[Job 1] Copy the passage on the long-term addition word for word, beginning at the words "The question was" and stopping after "next 18 months.".

[Excerpted passage]

====

It is because people believe that it provides a preferential rate for long-term cases that we have had the kind of speeches which we have had on these Amendments. But it is not. The long-term addition is to avoid the need for detailed inquiries into special expenses of the kind which have to be made by the Board in cases under National Assistance. That is what the long-term addition is for.

In the case of those claiming supplementary allowance and who qualify for long-term addition, it will be clear that they will probably be living on their benefit for the rest of their lives. But for cases covered by these Amendments, in spite of all that has been said on them, there is just not any certainty that that is the case.

The question was raised about having six months instead of two years. Some of the figures which I have got from the National Assistance Board will be helpful to the Committee

3.45 p.m.

In December, 1965, 420,000 people below pension age—those with whom we are concerned in the Amendments—other than the unemployed, had been getting help from the Board for six months or more. When we consider what has happened to them since, however, we find that about a third of the people who require assistance for six months or more cease to need it at some time during the next 18 months.

We decided—I can assure the Committee that we gave the greatest consideration to what the period should be—on the information which we had that, in the light of the figures, a six- or a 12-months period would be too short to say with any confidence that this would be a long-term case.

A number of hon. Members have related the Amendments to the earnings-related benefits and suggested that the long-term addition would cushion the effect of the benefit when it was reduced to the standard rate after six months. I have already explained the purpose of the long-term addition. It is not to give a preferential rate.

Let me give two examples. The low wage-earner with a family who falls sick may be, as the hon. Member said, getting non-contributory benefit under the Bill right from the beginning of his receipt of sickness benefit. He is the man who will have perhaps no earnings-related supplement, or only a very small one. At the end of six months, there will be no fall in his income. There will be no difference, because the non-contributory benefit will be made up by the Commission to the extent that there has been a fall in his contributory benefit. In that case, no cushion is required. The difference will have to be made up by the Commission.

====

[Input records]
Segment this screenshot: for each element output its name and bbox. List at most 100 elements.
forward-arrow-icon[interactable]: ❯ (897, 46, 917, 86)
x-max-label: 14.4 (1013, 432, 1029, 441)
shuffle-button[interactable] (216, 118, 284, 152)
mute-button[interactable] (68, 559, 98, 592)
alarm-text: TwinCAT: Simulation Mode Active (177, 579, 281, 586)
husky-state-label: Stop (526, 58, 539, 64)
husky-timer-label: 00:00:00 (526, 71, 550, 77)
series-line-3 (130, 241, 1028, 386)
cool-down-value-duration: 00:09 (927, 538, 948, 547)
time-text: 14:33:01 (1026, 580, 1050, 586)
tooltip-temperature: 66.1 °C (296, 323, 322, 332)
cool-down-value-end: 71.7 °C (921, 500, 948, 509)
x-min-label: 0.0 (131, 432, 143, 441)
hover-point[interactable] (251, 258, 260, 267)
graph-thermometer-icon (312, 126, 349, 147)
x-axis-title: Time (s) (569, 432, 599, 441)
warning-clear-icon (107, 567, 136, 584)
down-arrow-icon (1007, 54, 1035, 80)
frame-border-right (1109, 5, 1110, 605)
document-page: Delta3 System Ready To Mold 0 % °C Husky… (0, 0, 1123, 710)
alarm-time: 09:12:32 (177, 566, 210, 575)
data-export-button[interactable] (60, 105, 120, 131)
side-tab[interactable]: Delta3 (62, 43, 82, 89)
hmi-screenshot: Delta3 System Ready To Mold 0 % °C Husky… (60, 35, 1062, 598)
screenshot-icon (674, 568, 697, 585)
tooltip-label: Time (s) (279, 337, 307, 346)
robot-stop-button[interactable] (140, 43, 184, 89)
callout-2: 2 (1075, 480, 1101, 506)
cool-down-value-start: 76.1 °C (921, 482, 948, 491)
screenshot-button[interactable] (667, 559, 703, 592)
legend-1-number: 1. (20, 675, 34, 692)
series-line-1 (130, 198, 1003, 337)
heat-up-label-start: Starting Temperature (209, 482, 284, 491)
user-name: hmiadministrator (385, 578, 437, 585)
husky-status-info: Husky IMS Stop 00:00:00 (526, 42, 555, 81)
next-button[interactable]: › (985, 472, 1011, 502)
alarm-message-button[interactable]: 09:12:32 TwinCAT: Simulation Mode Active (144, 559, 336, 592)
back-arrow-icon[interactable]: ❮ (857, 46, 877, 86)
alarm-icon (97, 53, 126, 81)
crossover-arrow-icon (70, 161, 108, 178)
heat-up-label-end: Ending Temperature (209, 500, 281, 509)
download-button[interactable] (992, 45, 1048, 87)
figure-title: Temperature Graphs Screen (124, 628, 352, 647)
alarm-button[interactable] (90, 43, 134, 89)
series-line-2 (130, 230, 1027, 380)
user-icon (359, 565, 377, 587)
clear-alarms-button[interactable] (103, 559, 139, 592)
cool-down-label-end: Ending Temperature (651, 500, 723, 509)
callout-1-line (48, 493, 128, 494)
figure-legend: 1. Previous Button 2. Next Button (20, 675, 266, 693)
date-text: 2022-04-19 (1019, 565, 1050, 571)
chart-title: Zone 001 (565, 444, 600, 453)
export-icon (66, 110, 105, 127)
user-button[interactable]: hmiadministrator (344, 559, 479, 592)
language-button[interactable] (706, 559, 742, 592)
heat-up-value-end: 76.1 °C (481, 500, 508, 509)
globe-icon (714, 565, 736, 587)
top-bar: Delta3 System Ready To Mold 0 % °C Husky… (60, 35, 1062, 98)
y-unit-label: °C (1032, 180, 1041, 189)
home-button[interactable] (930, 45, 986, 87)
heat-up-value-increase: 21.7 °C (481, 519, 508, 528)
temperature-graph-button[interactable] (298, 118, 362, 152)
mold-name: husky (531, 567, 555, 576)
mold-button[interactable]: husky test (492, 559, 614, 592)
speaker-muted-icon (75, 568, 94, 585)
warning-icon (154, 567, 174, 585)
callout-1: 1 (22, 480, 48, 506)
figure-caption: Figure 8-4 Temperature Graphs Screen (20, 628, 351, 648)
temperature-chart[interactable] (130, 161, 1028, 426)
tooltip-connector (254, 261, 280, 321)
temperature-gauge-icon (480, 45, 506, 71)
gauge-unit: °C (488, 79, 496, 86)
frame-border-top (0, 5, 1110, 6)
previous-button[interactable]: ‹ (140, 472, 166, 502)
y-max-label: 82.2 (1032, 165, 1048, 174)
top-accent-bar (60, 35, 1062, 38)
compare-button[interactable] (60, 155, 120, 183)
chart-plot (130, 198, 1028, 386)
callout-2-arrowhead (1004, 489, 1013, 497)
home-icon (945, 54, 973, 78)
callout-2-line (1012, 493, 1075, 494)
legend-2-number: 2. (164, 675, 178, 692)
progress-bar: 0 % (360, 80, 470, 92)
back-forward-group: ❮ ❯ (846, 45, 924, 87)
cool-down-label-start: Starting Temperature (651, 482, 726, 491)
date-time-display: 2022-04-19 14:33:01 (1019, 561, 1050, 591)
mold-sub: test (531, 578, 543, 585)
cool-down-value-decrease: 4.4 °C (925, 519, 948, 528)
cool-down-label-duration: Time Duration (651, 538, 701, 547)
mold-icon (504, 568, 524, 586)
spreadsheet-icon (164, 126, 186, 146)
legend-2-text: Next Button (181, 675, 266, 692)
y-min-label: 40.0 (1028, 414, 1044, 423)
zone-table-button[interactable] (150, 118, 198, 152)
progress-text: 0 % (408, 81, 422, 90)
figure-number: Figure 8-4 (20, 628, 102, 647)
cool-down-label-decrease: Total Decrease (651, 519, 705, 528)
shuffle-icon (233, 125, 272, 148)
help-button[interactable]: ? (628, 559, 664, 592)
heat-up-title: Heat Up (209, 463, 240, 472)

====

[Job 2] Duplicate the lines of the records word for word, from the first line of the records through the line that contains "tooltip-temperature: 66.1 °C", including both.

[Expected output 1]
The question was raised about having six months instead of two years. Some of the figures which I have got from the National Assistance Board will be helpful to the Committee

3.45 p.m.

In December, 1965, 420,000 people below pension age—those with whom we are concerned in the Amendments—other than the unemployed, had been getting help from the Board for six months or more. When we consider what has happened to them since, however, we find that about a third of the people who require assistance for six months or more cease to need it at some time during the next 18 months.

[Expected output 2]
Segment this screenshot: for each element output its name and bbox. List at most 100 elements.
forward-arrow-icon[interactable]: ❯ (897, 46, 917, 86)
x-max-label: 14.4 (1013, 432, 1029, 441)
shuffle-button[interactable] (216, 118, 284, 152)
mute-button[interactable] (68, 559, 98, 592)
alarm-text: TwinCAT: Simulation Mode Active (177, 579, 281, 586)
husky-state-label: Stop (526, 58, 539, 64)
husky-timer-label: 00:00:00 (526, 71, 550, 77)
series-line-3 (130, 241, 1028, 386)
cool-down-value-duration: 00:09 (927, 538, 948, 547)
time-text: 14:33:01 (1026, 580, 1050, 586)
tooltip-temperature: 66.1 °C (296, 323, 322, 332)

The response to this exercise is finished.